• Stated problem: Transcribe everything in the data word for word. Pictures are left out.
================================
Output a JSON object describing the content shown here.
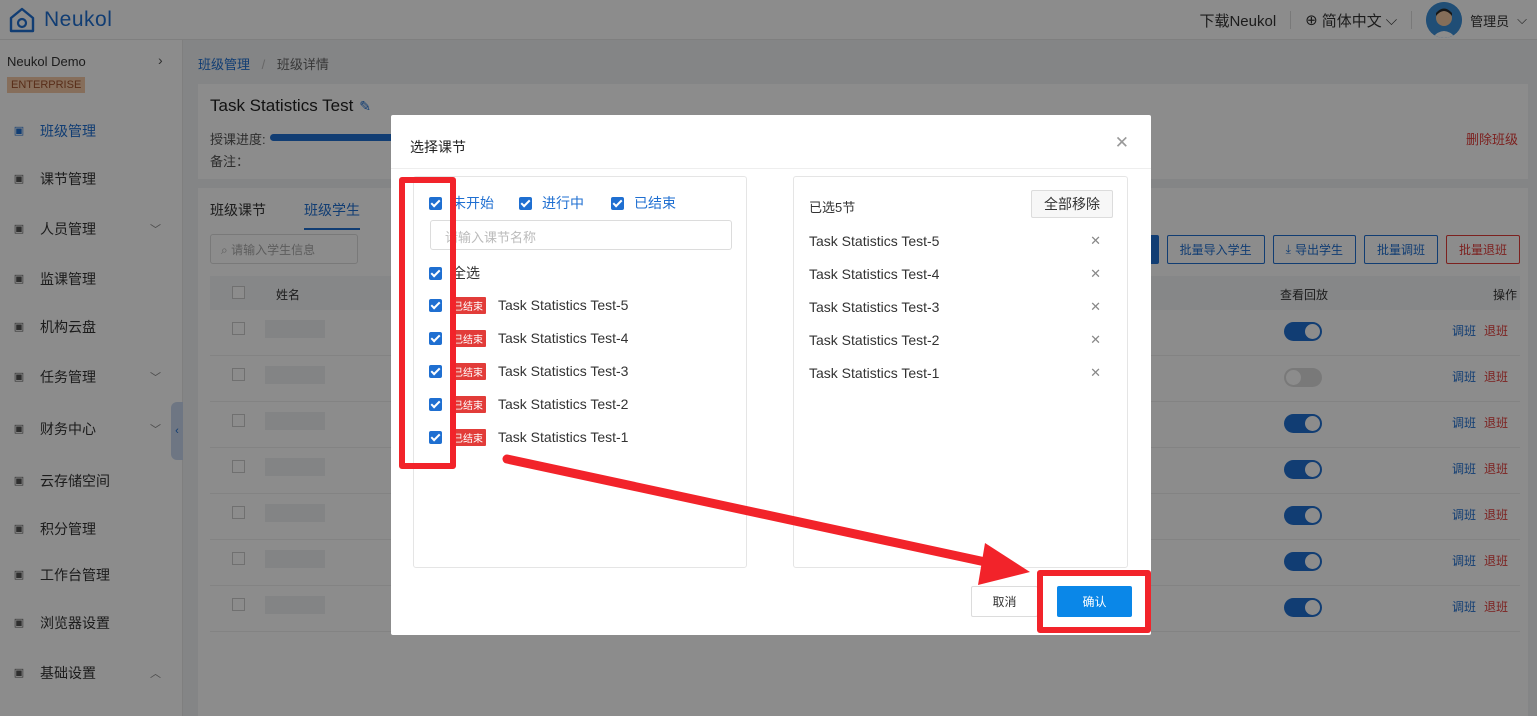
{
  "header": {
    "brand": "Neukol",
    "download": "下载Neukol",
    "language": "简体中文",
    "user": "管理员"
  },
  "sidebar": {
    "org_name": "Neukol Demo",
    "edition": "ENTERPRISE",
    "items": [
      {
        "label": "班级管理",
        "icon": "class-icon"
      },
      {
        "label": "课节管理",
        "icon": "lesson-icon"
      },
      {
        "label": "人员管理",
        "icon": "people-icon"
      },
      {
        "label": "监课管理",
        "icon": "monitor-icon"
      },
      {
        "label": "机构云盘",
        "icon": "cloud-icon"
      },
      {
        "label": "任务管理",
        "icon": "task-icon"
      },
      {
        "label": "财务中心",
        "icon": "finance-icon"
      },
      {
        "label": "云存储空间",
        "icon": "storage-icon"
      },
      {
        "label": "积分管理",
        "icon": "points-icon"
      },
      {
        "label": "工作台管理",
        "icon": "workbench-icon"
      },
      {
        "label": "浏览器设置",
        "icon": "browser-icon"
      },
      {
        "label": "基础设置",
        "icon": "settings-icon"
      }
    ]
  },
  "breadcrumb": {
    "level1": "班级管理",
    "sep": "/",
    "level2": "班级详情"
  },
  "class_info": {
    "title": "Task Statistics Test",
    "progress_label": "授课进度:",
    "note_label": "备注：",
    "delete_label": "删除班级"
  },
  "students": {
    "tabs": [
      "班级课节",
      "班级学生"
    ],
    "search_placeholder": "请输入学生信息",
    "buttons": [
      "批量导入学生",
      "导出学生",
      "批量调班",
      "批量退班"
    ],
    "columns": {
      "name": "姓名",
      "replay": "查看回放",
      "ops": "操作"
    },
    "row_op_transfer": "调班",
    "row_op_leave": "退班",
    "replay_toggles": [
      true,
      false,
      true,
      true,
      true,
      true,
      true
    ]
  },
  "modal": {
    "title": "选择课节",
    "filters": [
      "未开始",
      "进行中",
      "已结束"
    ],
    "search_placeholder": "请输入课节名称",
    "select_all": "全选",
    "status_tag": "已结束",
    "lessons": [
      "Task Statistics Test-5",
      "Task Statistics Test-4",
      "Task Statistics Test-3",
      "Task Statistics Test-2",
      "Task Statistics Test-1"
    ],
    "selected_header": "已选5节",
    "remove_all": "全部移除",
    "selected": [
      "Task Statistics Test-5",
      "Task Statistics Test-4",
      "Task Statistics Test-3",
      "Task Statistics Test-2",
      "Task Statistics Test-1"
    ],
    "cancel": "取消",
    "confirm": "确认"
  },
  "colors": {
    "primary": "#1f6fd1",
    "danger": "#e23c39",
    "annotation": "#f2232a"
  }
}
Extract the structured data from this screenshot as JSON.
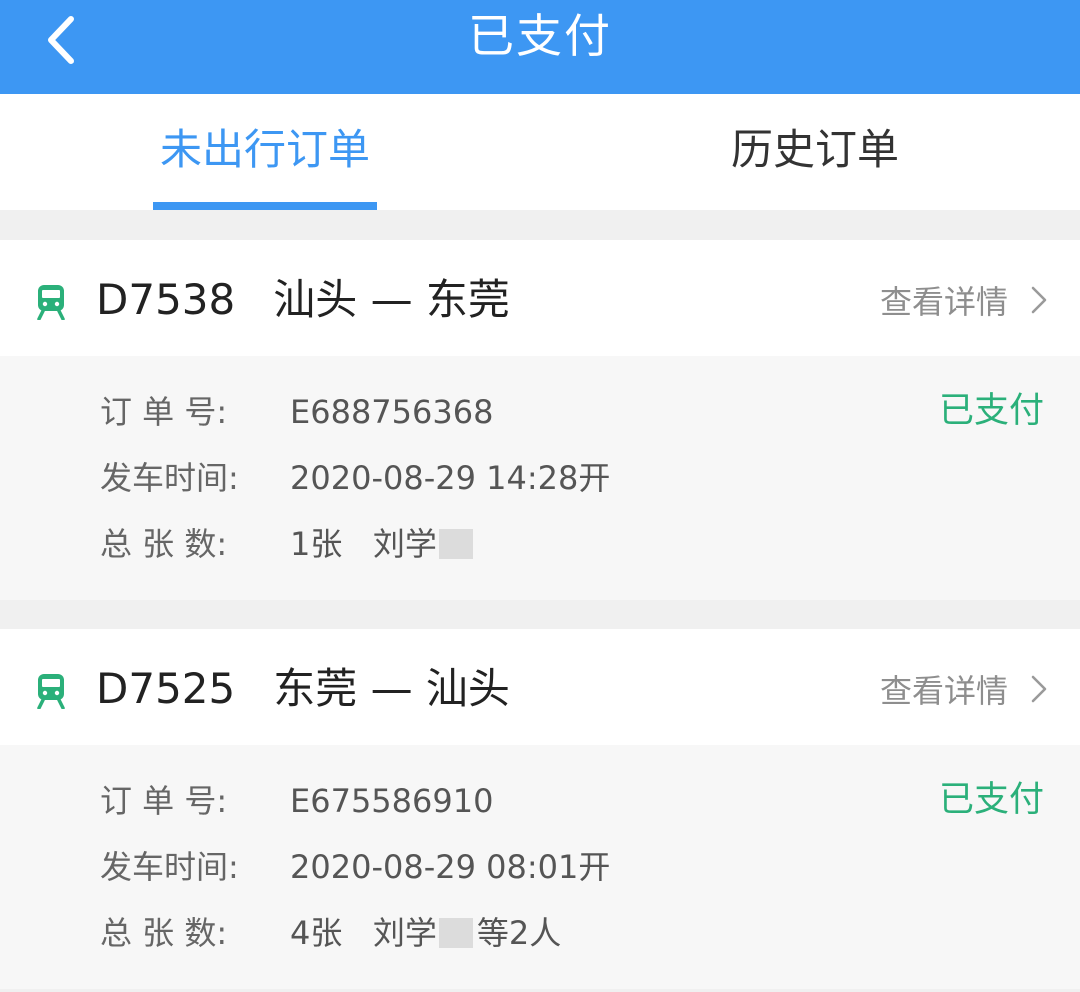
{
  "header": {
    "title": "已支付",
    "back_icon": "chevron-left-icon"
  },
  "tabs": [
    {
      "label": "未出行订单",
      "active": true
    },
    {
      "label": "历史订单",
      "active": false
    }
  ],
  "colors": {
    "accent": "#3d97f3",
    "paid": "#2bb07a",
    "train_icon": "#2bb07a"
  },
  "orders": [
    {
      "train_no": "D7538",
      "route": "汕头 — 东莞",
      "detail_label": "查看详情",
      "status": "已支付",
      "order_label": "订 单 号:",
      "order_no": "E688756368",
      "depart_label": "发车时间:",
      "depart_time": "2020-08-29   14:28开",
      "count_label": "总 张 数:",
      "count": "1张",
      "passenger": "刘学",
      "passenger_extra": ""
    },
    {
      "train_no": "D7525",
      "route": "东莞 — 汕头",
      "detail_label": "查看详情",
      "status": "已支付",
      "order_label": "订 单 号:",
      "order_no": "E675586910",
      "depart_label": "发车时间:",
      "depart_time": "2020-08-29   08:01开",
      "count_label": "总 张 数:",
      "count": "4张",
      "passenger": "刘学",
      "passenger_extra": "等2人"
    }
  ]
}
================================
• Finished answer:
Output a JSON object describing the content shown here.
{
  "header": {
    "brand": "Neukol",
    "download": "下载Neukol",
    "language": "简体中文",
    "user": "管理员"
  },
  "sidebar": {
    "org_name": "Neukol Demo",
    "edition": "ENTERPRISE",
    "items": [
      {
        "label": "班级管理",
        "icon": "class-icon"
      },
      {
        "label": "课节管理",
        "icon": "lesson-icon"
      },
      {
        "label": "人员管理",
        "icon": "people-icon"
      },
      {
        "label": "监课管理",
        "icon": "monitor-icon"
      },
      {
        "label": "机构云盘",
        "icon": "cloud-icon"
      },
      {
        "label": "任务管理",
        "icon": "task-icon"
      },
      {
        "label": "财务中心",
        "icon": "finance-icon"
      },
      {
        "label": "云存储空间",
        "icon": "storage-icon"
      },
      {
        "label": "积分管理",
        "icon": "points-icon"
      },
      {
        "label": "工作台管理",
        "icon": "workbench-icon"
      },
      {
        "label": "浏览器设置",
        "icon": "browser-icon"
      },
      {
        "label": "基础设置",
        "icon": "settings-icon"
      }
    ]
  },
  "breadcrumb": {
    "level1": "班级管理",
    "sep": "/",
    "level2": "班级详情"
  },
  "class_info": {
    "title": "Task Statistics Test",
    "progress_label": "授课进度:",
    "note_label": "备注：",
    "delete_label": "删除班级"
  },
  "students": {
    "tabs": [
      "班级课节",
      "班级学生"
    ],
    "search_placeholder": "请输入学生信息",
    "buttons": [
      "批量导入学生",
      "导出学生",
      "批量调班",
      "批量退班"
    ],
    "columns": {
      "name": "姓名",
      "replay": "查看回放",
      "ops": "操作"
    },
    "row_op_transfer": "调班",
    "row_op_leave": "退班",
    "replay_toggles": [
      true,
      false,
      true,
      true,
      true,
      true,
      true
    ]
  },
  "modal": {
    "title": "选择课节",
    "filters": [
      "未开始",
      "进行中",
      "已结束"
    ],
    "search_placeholder": "请输入课节名称",
    "select_all": "全选",
    "status_tag": "已结束",
    "lessons": [
      "Task Statistics Test-5",
      "Task Statistics Test-4",
      "Task Statistics Test-3",
      "Task Statistics Test-2",
      "Task Statistics Test-1"
    ],
    "selected_header": "已选5节",
    "remove_all": "全部移除",
    "selected": [
      "Task Statistics Test-5",
      "Task Statistics Test-4",
      "Task Statistics Test-3",
      "Task Statistics Test-2",
      "Task Statistics Test-1"
    ],
    "cancel": "取消",
    "confirm": "确认"
  },
  "colors": {
    "primary": "#1f6fd1",
    "danger": "#e23c39",
    "annotation": "#f2232a"
  }
}
Extract the structured data from this screenshot as JSON.
{
  "header": {
    "title": "已支付",
    "back_icon": "chevron-left-icon"
  },
  "tabs": [
    {
      "label": "未出行订单",
      "active": true
    },
    {
      "label": "历史订单",
      "active": false
    }
  ],
  "colors": {
    "accent": "#3d97f3",
    "paid": "#2bb07a",
    "train_icon": "#2bb07a"
  },
  "orders": [
    {
      "train_no": "D7538",
      "route": "汕头 — 东莞",
      "detail_label": "查看详情",
      "status": "已支付",
      "order_label": "订 单 号:",
      "order_no": "E688756368",
      "depart_label": "发车时间:",
      "depart_time": "2020-08-29   14:28开",
      "count_label": "总 张 数:",
      "count": "1张",
      "passenger": "刘学",
      "passenger_extra": ""
    },
    {
      "train_no": "D7525",
      "route": "东莞 — 汕头",
      "detail_label": "查看详情",
      "status": "已支付",
      "order_label": "订 单 号:",
      "order_no": "E675586910",
      "depart_label": "发车时间:",
      "depart_time": "2020-08-29   08:01开",
      "count_label": "总 张 数:",
      "count": "4张",
      "passenger": "刘学",
      "passenger_extra": "等2人"
    }
  ]
}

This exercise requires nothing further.